## THE DATA
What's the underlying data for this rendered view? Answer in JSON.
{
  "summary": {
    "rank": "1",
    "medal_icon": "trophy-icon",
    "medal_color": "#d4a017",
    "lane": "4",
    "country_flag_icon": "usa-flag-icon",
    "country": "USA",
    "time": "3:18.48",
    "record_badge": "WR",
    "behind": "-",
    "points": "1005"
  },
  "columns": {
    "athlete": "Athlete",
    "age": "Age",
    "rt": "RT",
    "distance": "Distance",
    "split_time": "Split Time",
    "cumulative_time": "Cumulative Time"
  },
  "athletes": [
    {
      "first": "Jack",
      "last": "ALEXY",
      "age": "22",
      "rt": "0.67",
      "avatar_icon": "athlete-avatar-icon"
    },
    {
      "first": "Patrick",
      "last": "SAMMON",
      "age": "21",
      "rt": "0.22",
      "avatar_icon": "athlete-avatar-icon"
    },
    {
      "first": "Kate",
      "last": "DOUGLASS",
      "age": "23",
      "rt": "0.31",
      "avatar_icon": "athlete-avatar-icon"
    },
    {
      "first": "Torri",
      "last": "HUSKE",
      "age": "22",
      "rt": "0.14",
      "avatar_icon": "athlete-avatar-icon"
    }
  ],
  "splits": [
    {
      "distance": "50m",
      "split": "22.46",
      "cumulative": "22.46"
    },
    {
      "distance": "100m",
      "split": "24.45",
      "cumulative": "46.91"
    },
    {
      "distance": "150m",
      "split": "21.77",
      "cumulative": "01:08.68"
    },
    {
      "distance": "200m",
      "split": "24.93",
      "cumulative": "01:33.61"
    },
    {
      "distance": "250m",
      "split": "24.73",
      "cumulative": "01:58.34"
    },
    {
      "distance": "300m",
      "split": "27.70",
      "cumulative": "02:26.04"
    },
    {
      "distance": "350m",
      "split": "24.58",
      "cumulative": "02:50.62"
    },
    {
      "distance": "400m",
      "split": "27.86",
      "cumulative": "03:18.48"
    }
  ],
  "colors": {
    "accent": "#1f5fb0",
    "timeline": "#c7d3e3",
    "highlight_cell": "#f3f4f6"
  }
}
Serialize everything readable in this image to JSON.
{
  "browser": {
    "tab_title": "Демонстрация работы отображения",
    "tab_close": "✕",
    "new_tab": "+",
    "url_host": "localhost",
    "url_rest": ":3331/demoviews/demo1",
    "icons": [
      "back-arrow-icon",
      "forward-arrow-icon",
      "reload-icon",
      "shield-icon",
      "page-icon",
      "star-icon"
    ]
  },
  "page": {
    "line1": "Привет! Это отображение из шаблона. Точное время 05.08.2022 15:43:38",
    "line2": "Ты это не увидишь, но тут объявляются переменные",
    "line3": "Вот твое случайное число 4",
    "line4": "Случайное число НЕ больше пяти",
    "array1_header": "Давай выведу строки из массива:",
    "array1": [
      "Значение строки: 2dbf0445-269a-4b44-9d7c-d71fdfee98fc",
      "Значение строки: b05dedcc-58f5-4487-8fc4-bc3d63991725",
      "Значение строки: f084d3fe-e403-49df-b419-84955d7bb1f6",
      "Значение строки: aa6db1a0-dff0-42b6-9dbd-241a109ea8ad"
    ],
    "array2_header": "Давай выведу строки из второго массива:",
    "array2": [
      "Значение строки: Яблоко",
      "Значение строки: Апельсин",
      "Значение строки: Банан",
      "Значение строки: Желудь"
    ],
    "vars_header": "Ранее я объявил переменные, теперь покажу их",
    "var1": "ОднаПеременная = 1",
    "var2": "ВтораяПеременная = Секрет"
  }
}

## PROBLEM
Scan the entries above. Copy each line that has the string "this".

## TASK OUTPUT
What's the underlying data for this rendered view? Answer in JSON.
Serialize everything readable in this image to JSON.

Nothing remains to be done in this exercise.